AIM OF THE EXERCISE: The records below are to be repeated in full, exactly as they are.

-- START OF DATA EXCERPTS --

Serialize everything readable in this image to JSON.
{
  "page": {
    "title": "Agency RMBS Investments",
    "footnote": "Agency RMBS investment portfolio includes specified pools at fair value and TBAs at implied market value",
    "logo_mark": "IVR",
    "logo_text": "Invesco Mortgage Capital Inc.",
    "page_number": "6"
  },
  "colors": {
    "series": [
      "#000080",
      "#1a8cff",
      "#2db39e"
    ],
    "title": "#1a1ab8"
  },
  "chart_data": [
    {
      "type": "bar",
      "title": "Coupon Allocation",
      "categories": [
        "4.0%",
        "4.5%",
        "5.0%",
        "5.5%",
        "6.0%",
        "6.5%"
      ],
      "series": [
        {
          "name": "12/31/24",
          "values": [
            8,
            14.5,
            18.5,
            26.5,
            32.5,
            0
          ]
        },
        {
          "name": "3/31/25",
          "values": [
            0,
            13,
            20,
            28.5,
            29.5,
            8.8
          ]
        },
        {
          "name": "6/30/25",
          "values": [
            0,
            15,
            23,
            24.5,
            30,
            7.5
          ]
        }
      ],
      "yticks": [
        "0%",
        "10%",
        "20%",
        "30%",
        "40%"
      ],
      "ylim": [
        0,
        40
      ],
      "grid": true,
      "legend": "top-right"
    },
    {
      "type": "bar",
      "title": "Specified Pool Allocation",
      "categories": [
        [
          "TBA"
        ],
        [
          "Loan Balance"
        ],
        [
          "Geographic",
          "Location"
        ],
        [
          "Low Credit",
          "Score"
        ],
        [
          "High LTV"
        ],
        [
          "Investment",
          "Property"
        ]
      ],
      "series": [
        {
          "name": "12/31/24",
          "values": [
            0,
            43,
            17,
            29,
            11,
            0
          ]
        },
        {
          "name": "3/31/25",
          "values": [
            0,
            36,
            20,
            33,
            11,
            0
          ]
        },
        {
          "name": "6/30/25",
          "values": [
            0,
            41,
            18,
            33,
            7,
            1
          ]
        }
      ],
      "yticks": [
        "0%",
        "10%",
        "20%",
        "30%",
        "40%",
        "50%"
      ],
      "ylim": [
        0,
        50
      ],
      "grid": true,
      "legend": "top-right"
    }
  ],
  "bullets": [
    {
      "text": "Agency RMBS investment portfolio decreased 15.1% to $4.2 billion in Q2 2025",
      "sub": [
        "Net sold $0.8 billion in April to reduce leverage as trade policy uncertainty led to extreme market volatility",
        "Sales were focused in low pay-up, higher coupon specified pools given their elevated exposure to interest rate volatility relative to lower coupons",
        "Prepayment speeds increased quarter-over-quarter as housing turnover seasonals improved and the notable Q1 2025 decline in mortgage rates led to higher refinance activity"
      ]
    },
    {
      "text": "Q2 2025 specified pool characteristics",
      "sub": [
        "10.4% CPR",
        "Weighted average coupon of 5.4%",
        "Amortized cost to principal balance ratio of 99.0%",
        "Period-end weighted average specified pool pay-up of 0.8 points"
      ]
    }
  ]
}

-- END OF DATA EXCERPTS --

THE OUTPUT:
Serialize everything readable in this image to JSON.
{
  "page": {
    "title": "Agency RMBS Investments",
    "footnote": "Agency RMBS investment portfolio includes specified pools at fair value and TBAs at implied market value",
    "logo_mark": "IVR",
    "logo_text": "Invesco Mortgage Capital Inc.",
    "page_number": "6"
  },
  "colors": {
    "series": [
      "#000080",
      "#1a8cff",
      "#2db39e"
    ],
    "title": "#1a1ab8"
  },
  "chart_data": [
    {
      "type": "bar",
      "title": "Coupon Allocation",
      "categories": [
        "4.0%",
        "4.5%",
        "5.0%",
        "5.5%",
        "6.0%",
        "6.5%"
      ],
      "series": [
        {
          "name": "12/31/24",
          "values": [
            8,
            14.5,
            18.5,
            26.5,
            32.5,
            0
          ]
        },
        {
          "name": "3/31/25",
          "values": [
            0,
            13,
            20,
            28.5,
            29.5,
            8.8
          ]
        },
        {
          "name": "6/30/25",
          "values": [
            0,
            15,
            23,
            24.5,
            30,
            7.5
          ]
        }
      ],
      "yticks": [
        "0%",
        "10%",
        "20%",
        "30%",
        "40%"
      ],
      "ylim": [
        0,
        40
      ],
      "grid": true,
      "legend": "top-right"
    },
    {
      "type": "bar",
      "title": "Specified Pool Allocation",
      "categories": [
        [
          "TBA"
        ],
        [
          "Loan Balance"
        ],
        [
          "Geographic",
          "Location"
        ],
        [
          "Low Credit",
          "Score"
        ],
        [
          "High LTV"
        ],
        [
          "Investment",
          "Property"
        ]
      ],
      "series": [
        {
          "name": "12/31/24",
          "values": [
            0,
            43,
            17,
            29,
            11,
            0
          ]
        },
        {
          "name": "3/31/25",
          "values": [
            0,
            36,
            20,
            33,
            11,
            0
          ]
        },
        {
          "name": "6/30/25",
          "values": [
            0,
            41,
            18,
            33,
            7,
            1
          ]
        }
      ],
      "yticks": [
        "0%",
        "10%",
        "20%",
        "30%",
        "40%",
        "50%"
      ],
      "ylim": [
        0,
        50
      ],
      "grid": true,
      "legend": "top-right"
    }
  ],
  "bullets": [
    {
      "text": "Agency RMBS investment portfolio decreased 15.1% to $4.2 billion in Q2 2025",
      "sub": [
        "Net sold $0.8 billion in April to reduce leverage as trade policy uncertainty led to extreme market volatility",
        "Sales were focused in low pay-up, higher coupon specified pools given their elevated exposure to interest rate volatility relative to lower coupons",
        "Prepayment speeds increased quarter-over-quarter as housing turnover seasonals improved and the notable Q1 2025 decline in mortgage rates led to higher refinance activity"
      ]
    },
    {
      "text": "Q2 2025 specified pool characteristics",
      "sub": [
        "10.4% CPR",
        "Weighted average coupon of 5.4%",
        "Amortized cost to principal balance ratio of 99.0%",
        "Period-end weighted average specified pool pay-up of 0.8 points"
      ]
    }
  ]
}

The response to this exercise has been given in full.